- GOAL -
Check every line of the material below for "années". Give the number of lines that have it, and only that.

[Data records]
>> Start

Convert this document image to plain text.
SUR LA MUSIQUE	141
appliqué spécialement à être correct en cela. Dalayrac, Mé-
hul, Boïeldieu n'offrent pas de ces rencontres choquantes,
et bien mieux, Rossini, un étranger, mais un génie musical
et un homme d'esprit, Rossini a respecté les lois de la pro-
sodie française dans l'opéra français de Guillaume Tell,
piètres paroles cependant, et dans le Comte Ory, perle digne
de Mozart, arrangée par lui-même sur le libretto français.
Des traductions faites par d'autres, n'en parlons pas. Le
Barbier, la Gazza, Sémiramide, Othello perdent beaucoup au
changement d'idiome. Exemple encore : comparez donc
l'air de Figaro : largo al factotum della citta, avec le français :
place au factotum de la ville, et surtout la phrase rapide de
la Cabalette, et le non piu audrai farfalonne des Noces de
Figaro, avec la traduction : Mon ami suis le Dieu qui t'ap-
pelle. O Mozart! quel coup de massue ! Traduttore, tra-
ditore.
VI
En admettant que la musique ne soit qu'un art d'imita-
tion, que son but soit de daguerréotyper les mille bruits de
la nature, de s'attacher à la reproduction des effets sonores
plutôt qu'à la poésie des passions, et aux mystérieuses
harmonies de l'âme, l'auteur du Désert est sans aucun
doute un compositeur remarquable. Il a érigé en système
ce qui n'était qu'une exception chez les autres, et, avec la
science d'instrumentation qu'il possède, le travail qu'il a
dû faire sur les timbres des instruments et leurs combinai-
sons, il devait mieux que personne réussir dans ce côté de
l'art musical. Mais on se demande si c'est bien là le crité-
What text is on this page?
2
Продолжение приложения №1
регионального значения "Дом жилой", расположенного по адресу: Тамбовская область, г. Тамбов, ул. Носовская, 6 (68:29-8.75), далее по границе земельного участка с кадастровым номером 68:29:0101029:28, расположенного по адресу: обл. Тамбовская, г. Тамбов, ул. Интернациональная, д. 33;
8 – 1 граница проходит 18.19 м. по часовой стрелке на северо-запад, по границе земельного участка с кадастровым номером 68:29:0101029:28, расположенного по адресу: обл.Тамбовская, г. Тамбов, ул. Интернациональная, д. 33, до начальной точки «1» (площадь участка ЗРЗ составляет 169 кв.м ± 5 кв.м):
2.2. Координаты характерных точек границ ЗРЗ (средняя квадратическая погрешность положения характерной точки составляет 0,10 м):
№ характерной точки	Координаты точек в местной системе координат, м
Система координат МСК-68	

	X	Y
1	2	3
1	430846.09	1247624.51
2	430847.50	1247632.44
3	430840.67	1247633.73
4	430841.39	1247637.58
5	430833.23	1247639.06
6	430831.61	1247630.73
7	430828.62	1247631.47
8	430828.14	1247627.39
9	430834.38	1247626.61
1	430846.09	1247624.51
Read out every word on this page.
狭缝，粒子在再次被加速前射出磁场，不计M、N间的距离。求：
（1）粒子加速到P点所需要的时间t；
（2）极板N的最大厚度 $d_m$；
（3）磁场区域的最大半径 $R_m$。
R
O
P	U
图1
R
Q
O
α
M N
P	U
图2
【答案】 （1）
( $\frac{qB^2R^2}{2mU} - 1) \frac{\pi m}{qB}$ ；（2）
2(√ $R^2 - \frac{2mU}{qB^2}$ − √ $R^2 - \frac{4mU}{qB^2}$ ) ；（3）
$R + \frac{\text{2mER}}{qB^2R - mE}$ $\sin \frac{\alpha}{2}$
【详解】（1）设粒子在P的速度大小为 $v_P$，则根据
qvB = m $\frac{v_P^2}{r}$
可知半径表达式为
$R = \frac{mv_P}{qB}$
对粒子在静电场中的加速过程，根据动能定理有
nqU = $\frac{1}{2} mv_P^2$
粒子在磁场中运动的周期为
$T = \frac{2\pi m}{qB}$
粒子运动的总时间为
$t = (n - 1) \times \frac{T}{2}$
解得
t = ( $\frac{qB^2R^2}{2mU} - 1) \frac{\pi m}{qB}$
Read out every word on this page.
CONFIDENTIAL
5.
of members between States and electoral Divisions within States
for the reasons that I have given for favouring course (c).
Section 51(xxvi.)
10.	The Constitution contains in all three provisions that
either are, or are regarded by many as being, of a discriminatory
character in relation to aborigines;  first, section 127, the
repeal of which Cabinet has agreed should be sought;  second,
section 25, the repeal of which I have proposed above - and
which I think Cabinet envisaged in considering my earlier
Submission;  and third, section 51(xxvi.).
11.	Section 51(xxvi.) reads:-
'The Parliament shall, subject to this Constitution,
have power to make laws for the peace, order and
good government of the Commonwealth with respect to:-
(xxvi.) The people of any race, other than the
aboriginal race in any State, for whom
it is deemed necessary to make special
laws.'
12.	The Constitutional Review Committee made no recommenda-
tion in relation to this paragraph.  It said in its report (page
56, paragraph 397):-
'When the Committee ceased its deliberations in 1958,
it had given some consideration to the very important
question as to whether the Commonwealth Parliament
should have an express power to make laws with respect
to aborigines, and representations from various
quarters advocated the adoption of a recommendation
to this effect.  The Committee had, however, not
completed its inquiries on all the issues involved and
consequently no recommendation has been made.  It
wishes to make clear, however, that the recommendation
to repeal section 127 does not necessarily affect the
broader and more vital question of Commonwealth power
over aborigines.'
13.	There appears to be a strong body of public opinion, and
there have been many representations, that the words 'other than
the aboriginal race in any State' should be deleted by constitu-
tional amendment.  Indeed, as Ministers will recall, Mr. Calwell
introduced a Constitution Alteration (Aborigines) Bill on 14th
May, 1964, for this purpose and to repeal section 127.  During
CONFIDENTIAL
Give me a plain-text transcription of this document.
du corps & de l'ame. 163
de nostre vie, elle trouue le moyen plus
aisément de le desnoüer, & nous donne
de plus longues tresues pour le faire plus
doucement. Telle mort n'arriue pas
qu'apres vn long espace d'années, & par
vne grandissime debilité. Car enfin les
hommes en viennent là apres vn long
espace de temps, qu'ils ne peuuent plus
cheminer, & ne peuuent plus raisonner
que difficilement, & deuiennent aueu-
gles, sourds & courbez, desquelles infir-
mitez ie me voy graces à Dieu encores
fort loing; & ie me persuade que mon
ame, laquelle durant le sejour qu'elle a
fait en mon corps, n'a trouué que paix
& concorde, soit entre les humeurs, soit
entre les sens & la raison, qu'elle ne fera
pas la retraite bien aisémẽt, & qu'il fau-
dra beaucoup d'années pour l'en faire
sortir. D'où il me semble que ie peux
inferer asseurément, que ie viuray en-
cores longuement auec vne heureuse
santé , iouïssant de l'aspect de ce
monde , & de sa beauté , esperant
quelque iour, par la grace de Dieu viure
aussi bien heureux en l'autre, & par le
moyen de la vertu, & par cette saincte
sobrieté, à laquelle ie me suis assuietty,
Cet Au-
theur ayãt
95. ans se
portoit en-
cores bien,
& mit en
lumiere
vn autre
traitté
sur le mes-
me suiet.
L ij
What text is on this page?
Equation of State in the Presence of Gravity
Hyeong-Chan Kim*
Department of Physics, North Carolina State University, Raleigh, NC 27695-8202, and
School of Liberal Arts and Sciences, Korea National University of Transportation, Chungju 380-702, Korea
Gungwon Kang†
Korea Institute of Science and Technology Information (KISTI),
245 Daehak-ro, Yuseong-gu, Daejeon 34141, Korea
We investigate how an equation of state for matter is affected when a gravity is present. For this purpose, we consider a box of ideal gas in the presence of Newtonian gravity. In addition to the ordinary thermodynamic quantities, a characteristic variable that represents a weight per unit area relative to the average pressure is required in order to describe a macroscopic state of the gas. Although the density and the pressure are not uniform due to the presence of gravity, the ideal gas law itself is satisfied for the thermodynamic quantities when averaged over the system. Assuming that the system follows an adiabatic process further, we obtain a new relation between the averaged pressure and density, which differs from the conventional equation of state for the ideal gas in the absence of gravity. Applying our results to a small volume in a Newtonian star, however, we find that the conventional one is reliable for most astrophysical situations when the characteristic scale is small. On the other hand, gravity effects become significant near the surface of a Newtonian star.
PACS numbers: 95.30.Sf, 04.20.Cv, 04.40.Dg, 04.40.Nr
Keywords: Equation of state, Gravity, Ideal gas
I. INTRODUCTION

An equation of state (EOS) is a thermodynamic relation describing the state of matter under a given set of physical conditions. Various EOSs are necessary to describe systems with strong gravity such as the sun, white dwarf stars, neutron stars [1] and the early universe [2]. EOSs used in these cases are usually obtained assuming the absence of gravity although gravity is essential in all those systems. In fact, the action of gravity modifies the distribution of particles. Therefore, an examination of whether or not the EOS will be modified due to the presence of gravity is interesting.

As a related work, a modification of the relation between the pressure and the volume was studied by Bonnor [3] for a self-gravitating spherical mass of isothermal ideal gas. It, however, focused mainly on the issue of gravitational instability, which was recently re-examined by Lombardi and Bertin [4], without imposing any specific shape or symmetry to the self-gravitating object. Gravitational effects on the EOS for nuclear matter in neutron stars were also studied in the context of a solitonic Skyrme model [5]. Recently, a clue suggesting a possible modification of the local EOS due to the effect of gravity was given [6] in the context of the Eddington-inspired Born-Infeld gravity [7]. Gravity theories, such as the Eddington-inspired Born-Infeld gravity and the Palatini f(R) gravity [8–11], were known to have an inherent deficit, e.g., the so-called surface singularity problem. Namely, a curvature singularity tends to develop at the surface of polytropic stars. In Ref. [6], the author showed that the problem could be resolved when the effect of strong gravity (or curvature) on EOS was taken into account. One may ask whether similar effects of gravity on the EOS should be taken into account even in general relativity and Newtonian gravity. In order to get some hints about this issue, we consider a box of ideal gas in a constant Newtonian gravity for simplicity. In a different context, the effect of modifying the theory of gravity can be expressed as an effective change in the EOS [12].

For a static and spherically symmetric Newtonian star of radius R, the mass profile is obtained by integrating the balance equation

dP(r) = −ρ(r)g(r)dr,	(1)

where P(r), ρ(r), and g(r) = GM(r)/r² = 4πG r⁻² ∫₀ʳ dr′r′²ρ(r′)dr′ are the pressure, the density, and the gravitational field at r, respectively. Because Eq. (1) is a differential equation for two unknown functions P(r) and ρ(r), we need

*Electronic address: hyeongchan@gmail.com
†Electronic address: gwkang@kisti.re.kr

>> End

- COMPLETED EXERCISE -
2